- **Work to complete**: Word for word, give the material below again, minus any images.

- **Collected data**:
╔══

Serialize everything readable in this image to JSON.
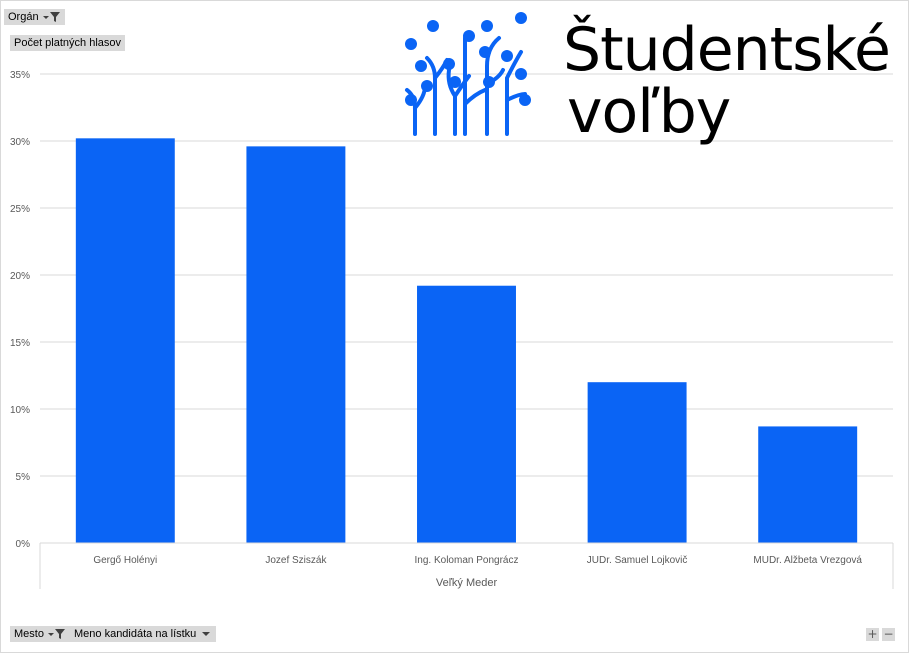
{
  "filters": {
    "organ": "Orgán",
    "value_field": "Počet platných hlasov",
    "mesto": "Mesto",
    "candidate": "Meno kandidáta na lístku"
  },
  "logo": {
    "line1": "Študentské",
    "line2": "voľby",
    "color": "#0a64f5"
  },
  "zoom": {
    "plus": "+",
    "minus": "−"
  },
  "chart_data": {
    "type": "bar",
    "group_label": "Veľký Meder",
    "categories": [
      "Gergő Holényi",
      "Jozef Sziszák",
      "Ing. Koloman Pongrácz",
      "JUDr. Samuel Lojkovič",
      "MUDr. Alžbeta Vrezgová"
    ],
    "values": [
      30.2,
      29.6,
      19.2,
      12.0,
      8.7
    ],
    "ylim": [
      0,
      35
    ],
    "yticks": [
      0,
      5,
      10,
      15,
      20,
      25,
      30,
      35
    ],
    "ytick_labels": [
      "0%",
      "5%",
      "10%",
      "15%",
      "20%",
      "25%",
      "30%",
      "35%"
    ],
    "bar_color": "#0a64f5",
    "grid": true
  }
}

╚══

- **The output**:
Serialize everything readable in this image to JSON.
{
  "filters": {
    "organ": "Orgán",
    "value_field": "Počet platných hlasov",
    "mesto": "Mesto",
    "candidate": "Meno kandidáta na lístku"
  },
  "logo": {
    "line1": "Študentské",
    "line2": "voľby",
    "color": "#0a64f5"
  },
  "zoom": {
    "plus": "+",
    "minus": "−"
  },
  "chart_data": {
    "type": "bar",
    "group_label": "Veľký Meder",
    "categories": [
      "Gergő Holényi",
      "Jozef Sziszák",
      "Ing. Koloman Pongrácz",
      "JUDr. Samuel Lojkovič",
      "MUDr. Alžbeta Vrezgová"
    ],
    "values": [
      30.2,
      29.6,
      19.2,
      12.0,
      8.7
    ],
    "ylim": [
      0,
      35
    ],
    "yticks": [
      0,
      5,
      10,
      15,
      20,
      25,
      30,
      35
    ],
    "ytick_labels": [
      "0%",
      "5%",
      "10%",
      "15%",
      "20%",
      "25%",
      "30%",
      "35%"
    ],
    "bar_color": "#0a64f5",
    "grid": true
  }
}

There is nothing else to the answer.